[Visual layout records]
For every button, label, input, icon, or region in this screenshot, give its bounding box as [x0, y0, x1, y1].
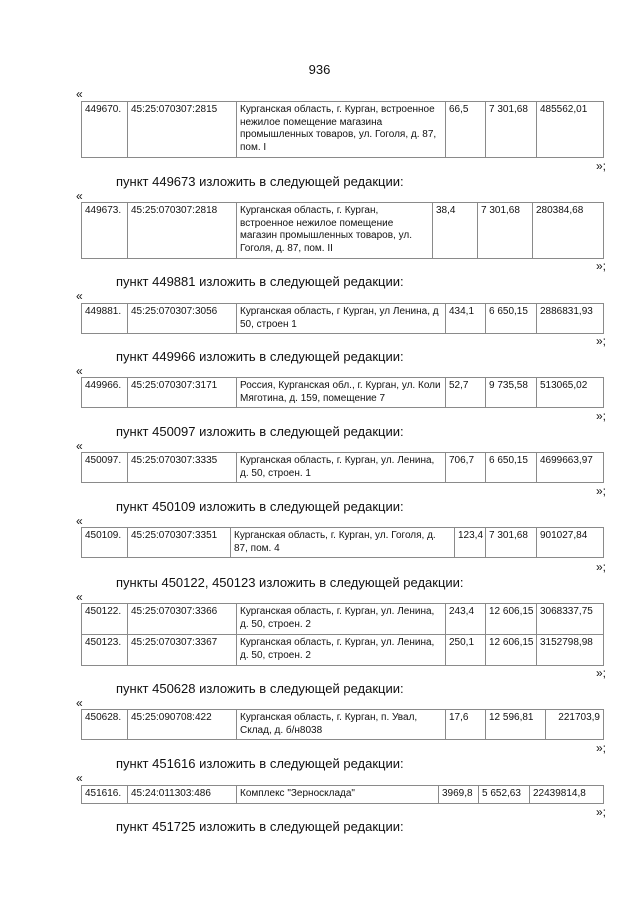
price: 7 301,68 — [478, 203, 533, 259]
area: 706,7 — [446, 453, 486, 483]
instruction: пункт 451725 изложить в следующей редакции: — [116, 819, 404, 834]
cadastral-number: 45:25:070307:3367 — [128, 635, 237, 666]
area: 243,4 — [446, 604, 486, 635]
area: 17,6 — [446, 710, 486, 740]
address: Комплекс "Зерносклада" — [237, 786, 439, 804]
price: 9 735,58 — [486, 378, 537, 408]
total: 513065,02 — [537, 378, 604, 408]
area: 434,1 — [446, 304, 486, 334]
close-quote: »; — [596, 805, 607, 819]
record-table — [81, 377, 604, 408]
record-table — [81, 603, 604, 666]
open-quote: « — [76, 289, 83, 303]
total: 3152798,98 — [537, 635, 604, 666]
address: Курганская область, г. Курган, встроенное нежилое помещение магазин промышленных товаров, ул. Гоголя, д. 87, пом. II — [237, 203, 433, 259]
price: 12 606,15 — [486, 635, 537, 666]
table-row — [82, 528, 604, 558]
instruction: пункты 450122, 450123 изложить в следующей редакции: — [116, 575, 464, 590]
table-row — [82, 203, 604, 259]
record-table — [81, 709, 604, 740]
row-number: 450123. — [82, 635, 128, 666]
row-number: 450122. — [82, 604, 128, 635]
price: 7 301,68 — [486, 102, 537, 158]
close-quote: »; — [596, 259, 607, 273]
row-number: 450109. — [82, 528, 128, 558]
area: 250,1 — [446, 635, 486, 666]
instruction: пункт 449966 изложить в следующей редакции: — [116, 349, 404, 364]
total: 221703,9 — [546, 710, 604, 740]
price: 6 650,15 — [486, 304, 537, 334]
address: Курганская область, г. Курган, ул. Ленина, д. 50, строен. 2 — [237, 635, 446, 666]
open-quote: « — [76, 590, 83, 604]
row-number: 449673. — [82, 203, 128, 259]
price: 6 650,15 — [486, 453, 537, 483]
total: 901027,84 — [537, 528, 604, 558]
record-table — [81, 452, 604, 483]
area: 3969,8 — [439, 786, 479, 804]
total: 280384,68 — [533, 203, 604, 259]
table-row — [82, 378, 604, 408]
cadastral-number: 45:25:070307:2815 — [128, 102, 237, 158]
record-table — [81, 202, 604, 259]
table-row — [82, 604, 604, 635]
record-table — [81, 303, 604, 334]
table-row — [82, 102, 604, 158]
open-quote: « — [76, 514, 83, 528]
price: 7 301,68 — [486, 528, 537, 558]
address: Курганская область, г. Курган, ул. Ленина, д. 50, строен. 1 — [237, 453, 446, 483]
cadastral-number: 45:24:011303:486 — [128, 786, 237, 804]
close-quote: »; — [596, 741, 607, 755]
instruction: пункт 451616 изложить в следующей редакции: — [116, 756, 404, 771]
close-quote: »; — [596, 484, 607, 498]
cadastral-number: 45:25:070307:3335 — [128, 453, 237, 483]
open-quote: « — [76, 364, 83, 378]
page-number: 936 — [308, 62, 331, 77]
instruction: пункт 450109 изложить в следующей редакции: — [116, 499, 404, 514]
instruction: пункт 449673 изложить в следующей редакции: — [116, 174, 404, 189]
total: 485562,01 — [537, 102, 604, 158]
open-quote: « — [76, 439, 83, 453]
instruction: пункт 450097 изложить в следующей редакции: — [116, 424, 404, 439]
cadastral-number: 45:25:070307:2818 — [128, 203, 237, 259]
cadastral-number: 45:25:090708:422 — [128, 710, 237, 740]
row-number: 449670. — [82, 102, 128, 158]
address: Курганская область, г. Курган, ул. Ленина, д. 50, строен. 2 — [237, 604, 446, 635]
cadastral-number: 45:25:070307:3351 — [128, 528, 231, 558]
area: 52,7 — [446, 378, 486, 408]
area: 66,5 — [446, 102, 486, 158]
address: Россия, Курганская обл., г. Курган, ул. Коли Мяготина, д. 159, помещение 7 — [237, 378, 446, 408]
close-quote: »; — [596, 666, 607, 680]
price: 12 606,15 — [486, 604, 537, 635]
area: 123,4 — [455, 528, 486, 558]
row-number: 451616. — [82, 786, 128, 804]
total: 22439814,8 — [530, 786, 604, 804]
close-quote: »; — [596, 560, 607, 574]
price: 12 596,81 — [486, 710, 546, 740]
close-quote: »; — [596, 409, 607, 423]
open-quote: « — [76, 189, 83, 203]
close-quote: »; — [596, 334, 607, 348]
record-table — [81, 101, 604, 158]
row-number: 449881. — [82, 304, 128, 334]
address: Курганская область, г Курган, ул Ленина, д 50, строен 1 — [237, 304, 446, 334]
open-quote: « — [76, 87, 83, 101]
row-number: 450097. — [82, 453, 128, 483]
table-row — [82, 786, 604, 804]
record-table — [81, 527, 604, 558]
address: Курганская область, г. Курган, встроенное нежилое помещение магазина промышленных товаров, ул. Гоголя, д. 87, пом. I — [237, 102, 446, 158]
table-row — [82, 635, 604, 666]
address: Курганская область, г. Курган, ул. Гоголя, д. 87, пом. 4 — [231, 528, 455, 558]
price: 5 652,63 — [479, 786, 530, 804]
table-row — [82, 304, 604, 334]
table-row — [82, 710, 604, 740]
table-row — [82, 453, 604, 483]
cadastral-number: 45:25:070307:3056 — [128, 304, 237, 334]
record-table — [81, 785, 604, 804]
close-quote: »; — [596, 159, 607, 173]
row-number: 450628. — [82, 710, 128, 740]
total: 2886831,93 — [537, 304, 604, 334]
open-quote: « — [76, 771, 83, 785]
total: 3068337,75 — [537, 604, 604, 635]
row-number: 449966. — [82, 378, 128, 408]
cadastral-number: 45:25:070307:3171 — [128, 378, 237, 408]
cadastral-number: 45:25:070307:3366 — [128, 604, 237, 635]
instruction: пункт 449881 изложить в следующей редакции: — [116, 274, 404, 289]
total: 4699663,97 — [537, 453, 604, 483]
instruction: пункт 450628 изложить в следующей редакции: — [116, 681, 404, 696]
address: Курганская область, г. Курган, п. Увал, Склад, д. б/н8038 — [237, 710, 446, 740]
area: 38,4 — [433, 203, 478, 259]
open-quote: « — [76, 696, 83, 710]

_Exercise goal_. Repeat every line of the items above word for word, omitting the pictures.

_The response_.
For every button, label, input, icon, or region in this screenshot, give its bounding box as [x0, y0, x1, y1].
price: 7 301,68 — [478, 203, 533, 259]
area: 706,7 — [446, 453, 486, 483]
instruction: пункт 451725 изложить в следующей редакции: — [116, 819, 404, 834]
cadastral-number: 45:25:070307:3367 — [128, 635, 237, 666]
area: 243,4 — [446, 604, 486, 635]
area: 17,6 — [446, 710, 486, 740]
address: Комплекс "Зерносклада" — [237, 786, 439, 804]
price: 9 735,58 — [486, 378, 537, 408]
total: 513065,02 — [537, 378, 604, 408]
area: 434,1 — [446, 304, 486, 334]
close-quote: »; — [596, 805, 607, 819]
record-table — [81, 377, 604, 408]
record-table — [81, 603, 604, 666]
open-quote: « — [76, 289, 83, 303]
total: 3152798,98 — [537, 635, 604, 666]
address: Курганская область, г. Курган, встроенное нежилое помещение магазин промышленных товаров, ул. Гоголя, д. 87, пом. II — [237, 203, 433, 259]
price: 12 606,15 — [486, 635, 537, 666]
table-row — [82, 528, 604, 558]
instruction: пункты 450122, 450123 изложить в следующей редакции: — [116, 575, 464, 590]
table-row — [82, 203, 604, 259]
record-table — [81, 709, 604, 740]
row-number: 450123. — [82, 635, 128, 666]
row-number: 450122. — [82, 604, 128, 635]
price: 7 301,68 — [486, 102, 537, 158]
close-quote: »; — [596, 259, 607, 273]
row-number: 450109. — [82, 528, 128, 558]
area: 250,1 — [446, 635, 486, 666]
instruction: пункт 449966 изложить в следующей редакции: — [116, 349, 404, 364]
total: 221703,9 — [546, 710, 604, 740]
price: 6 650,15 — [486, 304, 537, 334]
address: Курганская область, г. Курган, ул. Ленина, д. 50, строен. 2 — [237, 635, 446, 666]
open-quote: « — [76, 590, 83, 604]
row-number: 449673. — [82, 203, 128, 259]
price: 6 650,15 — [486, 453, 537, 483]
total: 901027,84 — [537, 528, 604, 558]
record-table — [81, 452, 604, 483]
area: 3969,8 — [439, 786, 479, 804]
total: 280384,68 — [533, 203, 604, 259]
table-row — [82, 378, 604, 408]
cadastral-number: 45:25:070307:2815 — [128, 102, 237, 158]
record-table — [81, 202, 604, 259]
table-row — [82, 604, 604, 635]
record-table — [81, 303, 604, 334]
table-row — [82, 102, 604, 158]
open-quote: « — [76, 514, 83, 528]
price: 7 301,68 — [486, 528, 537, 558]
address: Курганская область, г. Курган, ул. Ленина, д. 50, строен. 1 — [237, 453, 446, 483]
cadastral-number: 45:24:011303:486 — [128, 786, 237, 804]
close-quote: »; — [596, 741, 607, 755]
instruction: пункт 451616 изложить в следующей редакции: — [116, 756, 404, 771]
close-quote: »; — [596, 484, 607, 498]
cadastral-number: 45:25:070307:3335 — [128, 453, 237, 483]
open-quote: « — [76, 364, 83, 378]
page-number: 936 — [308, 62, 331, 77]
instruction: пункт 450109 изложить в следующей редакции: — [116, 499, 404, 514]
instruction: пункт 449673 изложить в следующей редакции: — [116, 174, 404, 189]
total: 485562,01 — [537, 102, 604, 158]
open-quote: « — [76, 439, 83, 453]
instruction: пункт 450097 изложить в следующей редакции: — [116, 424, 404, 439]
cadastral-number: 45:25:070307:2818 — [128, 203, 237, 259]
cadastral-number: 45:25:090708:422 — [128, 710, 237, 740]
row-number: 449670. — [82, 102, 128, 158]
address: Курганская область, г. Курган, ул. Ленина, д. 50, строен. 2 — [237, 604, 446, 635]
cadastral-number: 45:25:070307:3351 — [128, 528, 231, 558]
area: 52,7 — [446, 378, 486, 408]
area: 66,5 — [446, 102, 486, 158]
address: Россия, Курганская обл., г. Курган, ул. Коли Мяготина, д. 159, помещение 7 — [237, 378, 446, 408]
close-quote: »; — [596, 666, 607, 680]
price: 12 606,15 — [486, 604, 537, 635]
area: 123,4 — [455, 528, 486, 558]
row-number: 451616. — [82, 786, 128, 804]
total: 22439814,8 — [530, 786, 604, 804]
close-quote: »; — [596, 560, 607, 574]
price: 12 596,81 — [486, 710, 546, 740]
close-quote: »; — [596, 409, 607, 423]
open-quote: « — [76, 189, 83, 203]
close-quote: »; — [596, 334, 607, 348]
record-table — [81, 101, 604, 158]
row-number: 449881. — [82, 304, 128, 334]
address: Курганская область, г Курган, ул Ленина, д 50, строен 1 — [237, 304, 446, 334]
open-quote: « — [76, 87, 83, 101]
row-number: 450097. — [82, 453, 128, 483]
table-row — [82, 786, 604, 804]
record-table — [81, 527, 604, 558]
address: Курганская область, г. Курган, встроенное нежилое помещение магазина промышленных товаров, ул. Гоголя, д. 87, пом. I — [237, 102, 446, 158]
table-row — [82, 635, 604, 666]
address: Курганская область, г. Курган, ул. Гоголя, д. 87, пом. 4 — [231, 528, 455, 558]
price: 5 652,63 — [479, 786, 530, 804]
table-row — [82, 304, 604, 334]
table-row — [82, 710, 604, 740]
table-row — [82, 453, 604, 483]
cadastral-number: 45:25:070307:3056 — [128, 304, 237, 334]
record-table — [81, 785, 604, 804]
close-quote: »; — [596, 159, 607, 173]
row-number: 450628. — [82, 710, 128, 740]
total: 2886831,93 — [537, 304, 604, 334]
open-quote: « — [76, 771, 83, 785]
total: 3068337,75 — [537, 604, 604, 635]
row-number: 449966. — [82, 378, 128, 408]
cadastral-number: 45:25:070307:3171 — [128, 378, 237, 408]
cadastral-number: 45:25:070307:3366 — [128, 604, 237, 635]
instruction: пункт 449881 изложить в следующей редакции: — [116, 274, 404, 289]
total: 4699663,97 — [537, 453, 604, 483]
instruction: пункт 450628 изложить в следующей редакции: — [116, 681, 404, 696]
address: Курганская область, г. Курган, п. Увал, Склад, д. б/н8038 — [237, 710, 446, 740]
area: 38,4 — [433, 203, 478, 259]
open-quote: « — [76, 696, 83, 710]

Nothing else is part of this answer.